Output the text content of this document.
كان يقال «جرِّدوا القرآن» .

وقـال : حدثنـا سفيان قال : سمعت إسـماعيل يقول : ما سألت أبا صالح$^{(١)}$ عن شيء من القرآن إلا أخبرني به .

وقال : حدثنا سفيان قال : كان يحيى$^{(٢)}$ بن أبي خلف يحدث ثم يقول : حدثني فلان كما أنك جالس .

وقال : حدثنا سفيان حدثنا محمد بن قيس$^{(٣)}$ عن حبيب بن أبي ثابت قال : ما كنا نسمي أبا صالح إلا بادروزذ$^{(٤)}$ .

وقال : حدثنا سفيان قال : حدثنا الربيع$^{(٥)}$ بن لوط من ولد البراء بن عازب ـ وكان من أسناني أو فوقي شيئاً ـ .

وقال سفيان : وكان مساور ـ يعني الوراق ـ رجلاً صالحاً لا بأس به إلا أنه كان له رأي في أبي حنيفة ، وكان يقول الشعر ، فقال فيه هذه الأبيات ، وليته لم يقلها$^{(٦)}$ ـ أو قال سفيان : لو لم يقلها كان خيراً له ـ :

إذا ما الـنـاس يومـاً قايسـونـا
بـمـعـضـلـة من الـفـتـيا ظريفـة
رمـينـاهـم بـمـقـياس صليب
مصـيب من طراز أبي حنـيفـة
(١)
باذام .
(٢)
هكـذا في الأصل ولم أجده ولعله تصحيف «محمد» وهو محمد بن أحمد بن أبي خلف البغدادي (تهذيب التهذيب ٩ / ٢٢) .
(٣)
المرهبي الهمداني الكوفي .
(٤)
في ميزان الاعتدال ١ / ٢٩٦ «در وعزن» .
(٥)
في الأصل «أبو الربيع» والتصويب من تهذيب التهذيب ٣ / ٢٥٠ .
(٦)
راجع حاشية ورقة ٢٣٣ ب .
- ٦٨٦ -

•••••

Reproduce the data in its entirety, matching each character.

Output the text content of this document.
كان يقال «جرِّدوا القرآن» .

وقـال : حدثنـا سفيان قال : سمعت إسـماعيل يقول : ما سألت أبا صالح$^{(١)}$ عن شيء من القرآن إلا أخبرني به .

وقال : حدثنا سفيان قال : كان يحيى$^{(٢)}$ بن أبي خلف يحدث ثم يقول : حدثني فلان كما أنك جالس .

وقال : حدثنا سفيان حدثنا محمد بن قيس$^{(٣)}$ عن حبيب بن أبي ثابت قال : ما كنا نسمي أبا صالح إلا بادروزذ$^{(٤)}$ .

وقال : حدثنا سفيان قال : حدثنا الربيع$^{(٥)}$ بن لوط من ولد البراء بن عازب ـ وكان من أسناني أو فوقي شيئاً ـ .

وقال سفيان : وكان مساور ـ يعني الوراق ـ رجلاً صالحاً لا بأس به إلا أنه كان له رأي في أبي حنيفة ، وكان يقول الشعر ، فقال فيه هذه الأبيات ، وليته لم يقلها$^{(٦)}$ ـ أو قال سفيان : لو لم يقلها كان خيراً له ـ :

إذا ما الـنـاس يومـاً قايسـونـا
بـمـعـضـلـة من الـفـتـيا ظريفـة
رمـينـاهـم بـمـقـياس صليب
مصـيب من طراز أبي حنـيفـة
(١)
باذام .
(٢)
هكـذا في الأصل ولم أجده ولعله تصحيف «محمد» وهو محمد بن أحمد بن أبي خلف البغدادي (تهذيب التهذيب ٩ / ٢٢) .
(٣)
المرهبي الهمداني الكوفي .
(٤)
في ميزان الاعتدال ١ / ٢٩٦ «در وعزن» .
(٥)
في الأصل «أبو الربيع» والتصويب من تهذيب التهذيب ٣ / ٢٥٠ .
(٦)
راجع حاشية ورقة ٢٣٣ ب .
- ٦٨٦ -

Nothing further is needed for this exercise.